# Work required
Reproduce exactly the span of lines beginning at the one with "What data populates" and ending at the last line of the data below, omitting pictures.
━━━━━━━━
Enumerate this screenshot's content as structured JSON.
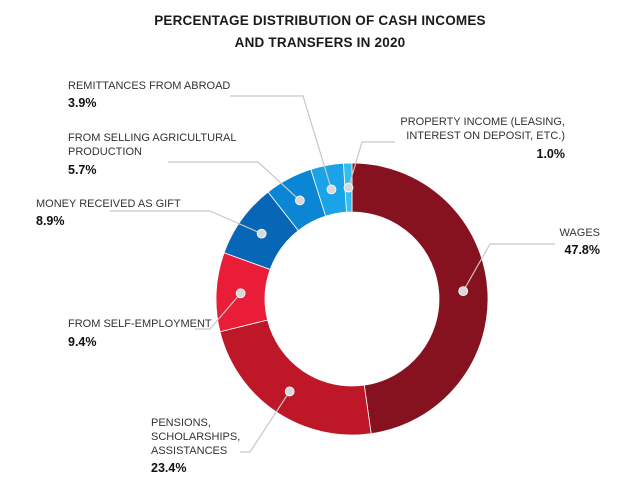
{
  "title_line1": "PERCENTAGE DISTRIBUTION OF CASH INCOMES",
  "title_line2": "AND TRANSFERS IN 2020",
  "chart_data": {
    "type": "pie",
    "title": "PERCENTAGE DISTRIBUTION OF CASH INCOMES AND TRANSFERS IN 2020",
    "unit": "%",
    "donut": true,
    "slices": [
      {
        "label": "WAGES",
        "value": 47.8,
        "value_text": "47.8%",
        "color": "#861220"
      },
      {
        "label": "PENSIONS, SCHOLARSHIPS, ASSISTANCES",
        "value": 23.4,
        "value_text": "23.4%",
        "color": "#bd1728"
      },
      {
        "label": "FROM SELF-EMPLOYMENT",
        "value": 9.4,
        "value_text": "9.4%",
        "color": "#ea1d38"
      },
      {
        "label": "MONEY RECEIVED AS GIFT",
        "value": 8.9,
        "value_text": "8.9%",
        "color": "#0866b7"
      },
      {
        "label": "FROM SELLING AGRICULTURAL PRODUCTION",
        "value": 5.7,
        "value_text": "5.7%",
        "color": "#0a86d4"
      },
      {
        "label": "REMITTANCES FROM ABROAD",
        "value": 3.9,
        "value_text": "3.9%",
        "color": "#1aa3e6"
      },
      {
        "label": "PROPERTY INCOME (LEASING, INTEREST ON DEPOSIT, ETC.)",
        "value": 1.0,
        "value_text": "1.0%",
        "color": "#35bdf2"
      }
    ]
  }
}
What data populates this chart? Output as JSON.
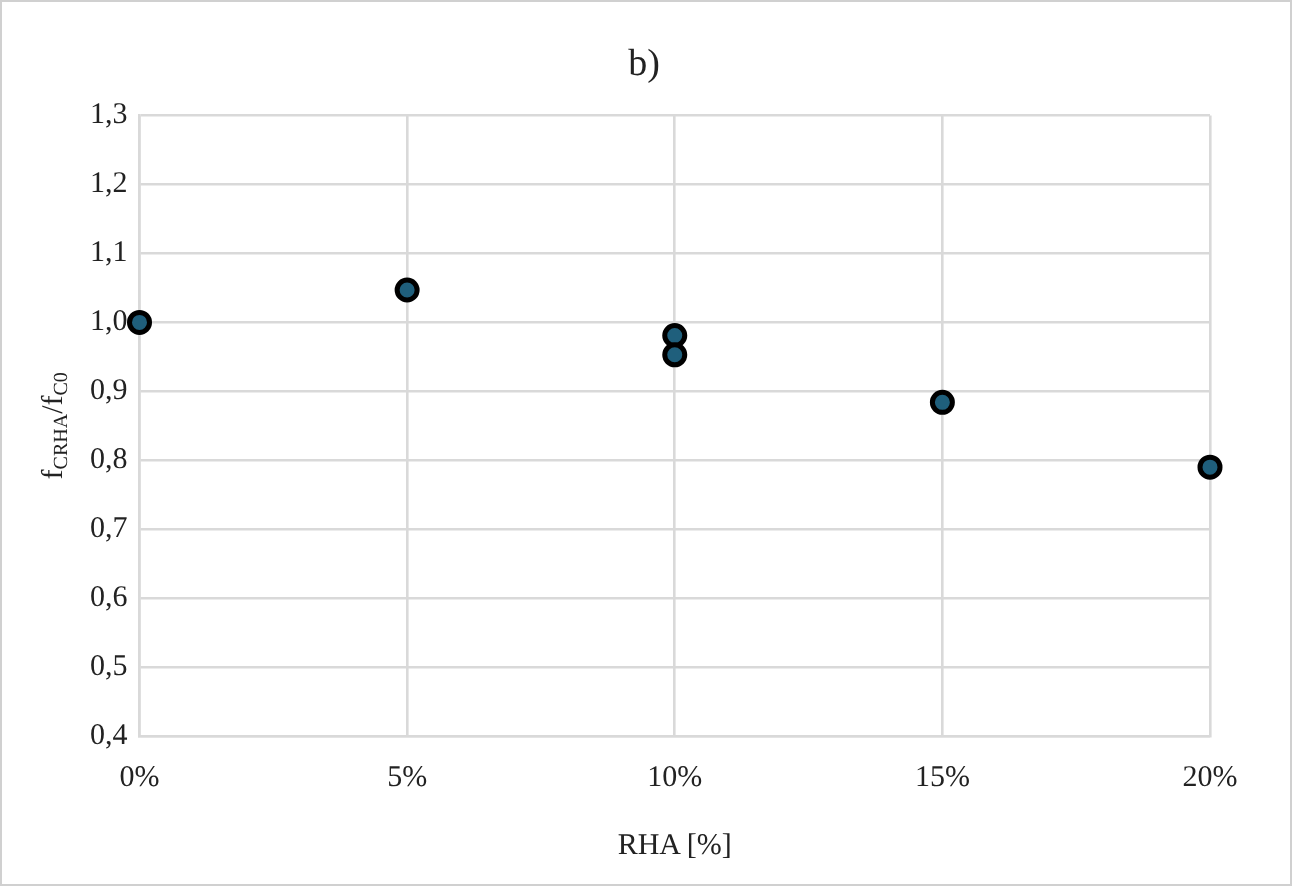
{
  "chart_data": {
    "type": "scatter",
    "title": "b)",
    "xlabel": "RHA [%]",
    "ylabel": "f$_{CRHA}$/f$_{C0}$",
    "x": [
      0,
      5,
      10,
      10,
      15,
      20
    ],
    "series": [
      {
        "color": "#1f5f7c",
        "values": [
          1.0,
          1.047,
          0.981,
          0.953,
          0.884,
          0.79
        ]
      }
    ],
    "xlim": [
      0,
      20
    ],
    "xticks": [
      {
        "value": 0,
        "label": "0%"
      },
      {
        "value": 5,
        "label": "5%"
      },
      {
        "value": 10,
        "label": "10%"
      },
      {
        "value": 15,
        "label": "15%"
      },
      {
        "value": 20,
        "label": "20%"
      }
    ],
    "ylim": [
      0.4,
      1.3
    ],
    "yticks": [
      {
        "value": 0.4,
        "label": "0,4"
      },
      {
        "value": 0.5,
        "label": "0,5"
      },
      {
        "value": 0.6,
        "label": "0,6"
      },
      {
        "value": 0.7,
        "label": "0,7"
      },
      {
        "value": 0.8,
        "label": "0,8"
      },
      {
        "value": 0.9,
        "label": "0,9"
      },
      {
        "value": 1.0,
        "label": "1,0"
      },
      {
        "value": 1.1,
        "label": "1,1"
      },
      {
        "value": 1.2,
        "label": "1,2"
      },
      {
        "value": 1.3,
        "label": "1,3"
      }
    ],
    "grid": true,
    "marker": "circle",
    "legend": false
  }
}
━━━━━━━━
# Output
What data populates this chart? Output as JSON.
{
  "chart_data": {
    "type": "scatter",
    "title": "b)",
    "xlabel": "RHA [%]",
    "ylabel": "f$_{CRHA}$/f$_{C0}$",
    "x": [
      0,
      5,
      10,
      10,
      15,
      20
    ],
    "series": [
      {
        "color": "#1f5f7c",
        "values": [
          1.0,
          1.047,
          0.981,
          0.953,
          0.884,
          0.79
        ]
      }
    ],
    "xlim": [
      0,
      20
    ],
    "xticks": [
      {
        "value": 0,
        "label": "0%"
      },
      {
        "value": 5,
        "label": "5%"
      },
      {
        "value": 10,
        "label": "10%"
      },
      {
        "value": 15,
        "label": "15%"
      },
      {
        "value": 20,
        "label": "20%"
      }
    ],
    "ylim": [
      0.4,
      1.3
    ],
    "yticks": [
      {
        "value": 0.4,
        "label": "0,4"
      },
      {
        "value": 0.5,
        "label": "0,5"
      },
      {
        "value": 0.6,
        "label": "0,6"
      },
      {
        "value": 0.7,
        "label": "0,7"
      },
      {
        "value": 0.8,
        "label": "0,8"
      },
      {
        "value": 0.9,
        "label": "0,9"
      },
      {
        "value": 1.0,
        "label": "1,0"
      },
      {
        "value": 1.1,
        "label": "1,1"
      },
      {
        "value": 1.2,
        "label": "1,2"
      },
      {
        "value": 1.3,
        "label": "1,3"
      }
    ],
    "grid": true,
    "marker": "circle",
    "legend": false
  }
}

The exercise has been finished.